— start —

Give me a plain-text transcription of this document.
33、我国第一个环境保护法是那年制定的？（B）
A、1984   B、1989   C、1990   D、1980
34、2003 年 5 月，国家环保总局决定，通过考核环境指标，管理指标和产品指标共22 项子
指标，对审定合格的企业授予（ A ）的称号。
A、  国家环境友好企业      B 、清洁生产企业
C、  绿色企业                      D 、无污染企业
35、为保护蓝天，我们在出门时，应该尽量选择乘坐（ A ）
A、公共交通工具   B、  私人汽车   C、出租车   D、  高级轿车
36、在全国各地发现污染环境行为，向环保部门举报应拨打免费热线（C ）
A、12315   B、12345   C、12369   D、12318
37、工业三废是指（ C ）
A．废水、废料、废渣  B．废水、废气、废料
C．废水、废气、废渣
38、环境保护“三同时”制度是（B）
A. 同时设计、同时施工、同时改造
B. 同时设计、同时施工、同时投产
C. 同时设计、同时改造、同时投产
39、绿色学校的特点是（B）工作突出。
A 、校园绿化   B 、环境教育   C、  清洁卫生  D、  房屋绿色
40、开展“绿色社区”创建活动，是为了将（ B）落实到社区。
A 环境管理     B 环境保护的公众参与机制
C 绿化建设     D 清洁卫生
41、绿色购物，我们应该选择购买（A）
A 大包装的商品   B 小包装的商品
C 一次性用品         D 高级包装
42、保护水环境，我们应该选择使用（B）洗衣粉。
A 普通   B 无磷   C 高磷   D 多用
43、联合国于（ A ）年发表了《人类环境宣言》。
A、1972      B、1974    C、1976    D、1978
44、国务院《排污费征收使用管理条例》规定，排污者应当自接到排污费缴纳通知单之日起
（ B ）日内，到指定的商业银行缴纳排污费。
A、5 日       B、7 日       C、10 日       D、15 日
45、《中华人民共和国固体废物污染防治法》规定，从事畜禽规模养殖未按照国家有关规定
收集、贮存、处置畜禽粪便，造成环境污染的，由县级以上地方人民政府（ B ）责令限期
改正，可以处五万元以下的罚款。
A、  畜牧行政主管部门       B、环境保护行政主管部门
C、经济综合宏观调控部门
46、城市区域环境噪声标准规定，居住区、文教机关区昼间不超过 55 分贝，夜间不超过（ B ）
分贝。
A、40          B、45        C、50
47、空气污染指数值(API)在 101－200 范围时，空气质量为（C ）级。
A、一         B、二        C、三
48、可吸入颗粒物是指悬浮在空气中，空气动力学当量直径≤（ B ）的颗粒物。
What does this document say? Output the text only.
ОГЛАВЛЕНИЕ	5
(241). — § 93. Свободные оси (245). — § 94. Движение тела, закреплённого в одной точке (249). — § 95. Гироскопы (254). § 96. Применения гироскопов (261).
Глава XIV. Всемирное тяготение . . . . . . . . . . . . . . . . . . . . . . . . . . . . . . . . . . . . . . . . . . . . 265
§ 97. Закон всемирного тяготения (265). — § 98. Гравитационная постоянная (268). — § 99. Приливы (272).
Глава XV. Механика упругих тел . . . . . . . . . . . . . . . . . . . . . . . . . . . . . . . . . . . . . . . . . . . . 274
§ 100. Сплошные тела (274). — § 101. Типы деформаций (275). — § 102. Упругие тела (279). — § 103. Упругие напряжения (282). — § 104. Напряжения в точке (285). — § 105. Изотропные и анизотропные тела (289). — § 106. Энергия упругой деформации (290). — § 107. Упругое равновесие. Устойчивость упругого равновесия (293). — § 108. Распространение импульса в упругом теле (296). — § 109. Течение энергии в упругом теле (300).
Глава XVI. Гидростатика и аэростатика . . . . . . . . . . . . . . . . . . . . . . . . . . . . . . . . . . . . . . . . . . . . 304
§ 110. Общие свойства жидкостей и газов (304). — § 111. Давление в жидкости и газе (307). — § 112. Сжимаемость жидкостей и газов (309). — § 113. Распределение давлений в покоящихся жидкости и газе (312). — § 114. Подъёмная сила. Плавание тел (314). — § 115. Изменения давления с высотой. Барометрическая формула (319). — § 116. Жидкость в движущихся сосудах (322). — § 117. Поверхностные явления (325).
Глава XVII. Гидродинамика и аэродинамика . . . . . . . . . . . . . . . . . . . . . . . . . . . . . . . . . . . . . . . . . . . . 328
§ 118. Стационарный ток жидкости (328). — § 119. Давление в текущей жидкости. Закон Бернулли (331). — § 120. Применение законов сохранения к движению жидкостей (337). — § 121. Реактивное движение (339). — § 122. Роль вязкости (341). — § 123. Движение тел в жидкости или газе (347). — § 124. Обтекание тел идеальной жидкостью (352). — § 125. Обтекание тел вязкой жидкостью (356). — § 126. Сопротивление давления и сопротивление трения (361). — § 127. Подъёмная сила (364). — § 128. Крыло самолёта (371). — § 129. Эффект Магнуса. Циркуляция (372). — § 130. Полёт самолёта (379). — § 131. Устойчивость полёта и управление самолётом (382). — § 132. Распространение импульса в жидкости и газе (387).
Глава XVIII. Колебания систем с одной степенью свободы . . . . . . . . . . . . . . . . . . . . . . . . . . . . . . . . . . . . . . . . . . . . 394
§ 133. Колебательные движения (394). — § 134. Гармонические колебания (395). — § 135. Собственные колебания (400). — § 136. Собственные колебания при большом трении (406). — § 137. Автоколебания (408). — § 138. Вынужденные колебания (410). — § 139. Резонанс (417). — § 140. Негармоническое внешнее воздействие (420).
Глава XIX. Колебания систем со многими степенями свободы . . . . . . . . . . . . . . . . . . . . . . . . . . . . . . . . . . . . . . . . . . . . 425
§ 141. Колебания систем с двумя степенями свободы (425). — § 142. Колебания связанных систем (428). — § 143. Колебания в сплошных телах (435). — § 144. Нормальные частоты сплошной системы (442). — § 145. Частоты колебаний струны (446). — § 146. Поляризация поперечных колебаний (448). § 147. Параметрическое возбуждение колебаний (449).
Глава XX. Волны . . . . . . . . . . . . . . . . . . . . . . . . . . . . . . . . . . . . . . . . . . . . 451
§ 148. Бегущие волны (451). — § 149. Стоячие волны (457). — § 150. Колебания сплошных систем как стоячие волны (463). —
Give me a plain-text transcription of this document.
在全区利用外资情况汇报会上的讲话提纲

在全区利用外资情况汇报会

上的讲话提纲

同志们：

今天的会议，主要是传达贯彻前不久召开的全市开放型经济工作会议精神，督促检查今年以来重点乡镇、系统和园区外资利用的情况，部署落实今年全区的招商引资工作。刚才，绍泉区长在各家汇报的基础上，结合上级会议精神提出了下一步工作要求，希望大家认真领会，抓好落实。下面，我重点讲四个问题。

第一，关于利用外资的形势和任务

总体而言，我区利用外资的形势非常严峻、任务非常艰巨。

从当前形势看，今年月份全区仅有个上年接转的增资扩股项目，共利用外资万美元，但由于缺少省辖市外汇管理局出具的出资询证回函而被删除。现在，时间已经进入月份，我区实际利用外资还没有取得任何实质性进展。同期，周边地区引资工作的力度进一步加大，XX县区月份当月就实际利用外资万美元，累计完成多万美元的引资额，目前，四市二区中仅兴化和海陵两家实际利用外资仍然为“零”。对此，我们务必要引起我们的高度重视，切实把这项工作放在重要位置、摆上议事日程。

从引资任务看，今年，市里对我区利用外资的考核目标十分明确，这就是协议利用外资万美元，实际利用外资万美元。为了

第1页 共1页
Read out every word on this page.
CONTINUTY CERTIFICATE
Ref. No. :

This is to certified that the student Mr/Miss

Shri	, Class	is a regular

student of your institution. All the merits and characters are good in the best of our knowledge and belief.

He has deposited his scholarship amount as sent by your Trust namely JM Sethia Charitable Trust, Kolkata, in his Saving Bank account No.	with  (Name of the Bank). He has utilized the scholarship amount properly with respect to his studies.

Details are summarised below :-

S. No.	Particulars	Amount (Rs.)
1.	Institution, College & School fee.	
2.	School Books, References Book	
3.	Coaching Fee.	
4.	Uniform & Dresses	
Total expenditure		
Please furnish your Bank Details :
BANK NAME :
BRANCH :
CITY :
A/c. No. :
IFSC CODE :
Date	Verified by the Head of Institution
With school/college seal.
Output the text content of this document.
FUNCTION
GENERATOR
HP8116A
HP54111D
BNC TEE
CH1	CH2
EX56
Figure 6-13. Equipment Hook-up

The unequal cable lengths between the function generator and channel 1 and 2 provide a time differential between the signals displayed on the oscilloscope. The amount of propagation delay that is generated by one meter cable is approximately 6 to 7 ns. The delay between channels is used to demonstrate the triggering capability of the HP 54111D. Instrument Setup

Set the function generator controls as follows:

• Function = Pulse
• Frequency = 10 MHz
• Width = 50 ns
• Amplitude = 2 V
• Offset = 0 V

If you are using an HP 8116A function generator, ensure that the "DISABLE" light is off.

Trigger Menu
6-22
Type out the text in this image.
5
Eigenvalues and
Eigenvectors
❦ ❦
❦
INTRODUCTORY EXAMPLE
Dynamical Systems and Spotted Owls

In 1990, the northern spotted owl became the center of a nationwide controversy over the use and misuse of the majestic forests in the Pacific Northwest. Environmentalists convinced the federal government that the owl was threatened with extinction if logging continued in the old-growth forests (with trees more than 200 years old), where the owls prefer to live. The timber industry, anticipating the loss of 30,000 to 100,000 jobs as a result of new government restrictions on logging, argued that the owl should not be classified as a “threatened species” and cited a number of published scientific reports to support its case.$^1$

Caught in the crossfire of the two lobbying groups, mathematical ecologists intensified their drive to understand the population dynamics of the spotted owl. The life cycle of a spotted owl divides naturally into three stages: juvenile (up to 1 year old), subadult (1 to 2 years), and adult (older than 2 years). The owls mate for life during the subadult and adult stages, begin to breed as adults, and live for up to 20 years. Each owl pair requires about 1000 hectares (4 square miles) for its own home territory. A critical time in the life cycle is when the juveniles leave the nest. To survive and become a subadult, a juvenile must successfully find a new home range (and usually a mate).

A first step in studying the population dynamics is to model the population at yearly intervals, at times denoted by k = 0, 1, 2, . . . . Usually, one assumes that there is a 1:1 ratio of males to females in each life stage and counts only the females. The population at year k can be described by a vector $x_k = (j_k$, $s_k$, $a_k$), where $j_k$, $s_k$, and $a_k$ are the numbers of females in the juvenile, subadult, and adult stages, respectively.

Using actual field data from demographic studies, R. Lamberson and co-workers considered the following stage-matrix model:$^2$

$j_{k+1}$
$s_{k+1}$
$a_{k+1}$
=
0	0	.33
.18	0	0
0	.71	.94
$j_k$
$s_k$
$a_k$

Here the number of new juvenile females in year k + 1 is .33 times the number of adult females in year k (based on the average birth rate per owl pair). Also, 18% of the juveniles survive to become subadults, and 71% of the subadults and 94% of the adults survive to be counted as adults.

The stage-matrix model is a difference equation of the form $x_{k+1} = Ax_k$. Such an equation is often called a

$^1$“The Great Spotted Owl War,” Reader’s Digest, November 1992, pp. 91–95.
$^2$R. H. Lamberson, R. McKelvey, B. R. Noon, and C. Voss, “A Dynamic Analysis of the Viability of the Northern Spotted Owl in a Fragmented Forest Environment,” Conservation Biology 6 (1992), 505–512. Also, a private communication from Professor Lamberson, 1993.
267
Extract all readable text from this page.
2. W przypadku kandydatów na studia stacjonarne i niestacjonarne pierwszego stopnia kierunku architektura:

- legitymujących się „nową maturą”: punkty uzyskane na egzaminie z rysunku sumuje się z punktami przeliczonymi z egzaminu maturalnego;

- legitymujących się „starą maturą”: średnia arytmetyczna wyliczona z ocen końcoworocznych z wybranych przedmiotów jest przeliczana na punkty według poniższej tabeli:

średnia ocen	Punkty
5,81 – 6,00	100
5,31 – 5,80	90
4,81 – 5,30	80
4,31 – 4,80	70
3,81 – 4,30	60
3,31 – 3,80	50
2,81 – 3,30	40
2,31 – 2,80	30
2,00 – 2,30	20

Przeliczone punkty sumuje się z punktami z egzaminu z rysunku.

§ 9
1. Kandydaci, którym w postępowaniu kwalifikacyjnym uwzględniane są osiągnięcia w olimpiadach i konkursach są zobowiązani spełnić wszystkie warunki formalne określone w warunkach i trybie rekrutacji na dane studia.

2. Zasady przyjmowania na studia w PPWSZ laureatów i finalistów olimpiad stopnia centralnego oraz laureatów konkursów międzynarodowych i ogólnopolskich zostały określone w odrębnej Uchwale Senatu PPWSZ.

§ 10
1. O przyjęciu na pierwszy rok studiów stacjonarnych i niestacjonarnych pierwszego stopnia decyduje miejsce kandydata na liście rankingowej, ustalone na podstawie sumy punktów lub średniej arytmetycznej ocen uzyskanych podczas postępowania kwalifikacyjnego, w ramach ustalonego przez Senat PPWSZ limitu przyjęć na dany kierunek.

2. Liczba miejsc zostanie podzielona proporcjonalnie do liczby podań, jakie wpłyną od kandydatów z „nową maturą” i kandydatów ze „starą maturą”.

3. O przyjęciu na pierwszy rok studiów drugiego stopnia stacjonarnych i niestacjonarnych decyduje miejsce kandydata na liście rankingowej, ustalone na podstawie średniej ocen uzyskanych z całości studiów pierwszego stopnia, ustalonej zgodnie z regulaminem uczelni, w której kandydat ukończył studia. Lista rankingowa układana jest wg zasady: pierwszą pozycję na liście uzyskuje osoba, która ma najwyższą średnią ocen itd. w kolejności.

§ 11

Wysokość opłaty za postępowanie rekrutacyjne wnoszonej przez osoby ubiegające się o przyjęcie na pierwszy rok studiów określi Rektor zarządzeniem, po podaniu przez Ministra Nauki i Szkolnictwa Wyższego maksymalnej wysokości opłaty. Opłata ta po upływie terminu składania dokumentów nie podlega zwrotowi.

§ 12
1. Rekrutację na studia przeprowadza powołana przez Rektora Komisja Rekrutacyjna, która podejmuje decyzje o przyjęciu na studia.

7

— end —

**Your task**
Select and copy each line from the data that includes the word "同时设计".

**Response to this task**
A. 同时设计、同时施工、同时改造
B. 同时设计、同时施工、同时投产
C. 同时设计、同时改造、同时投产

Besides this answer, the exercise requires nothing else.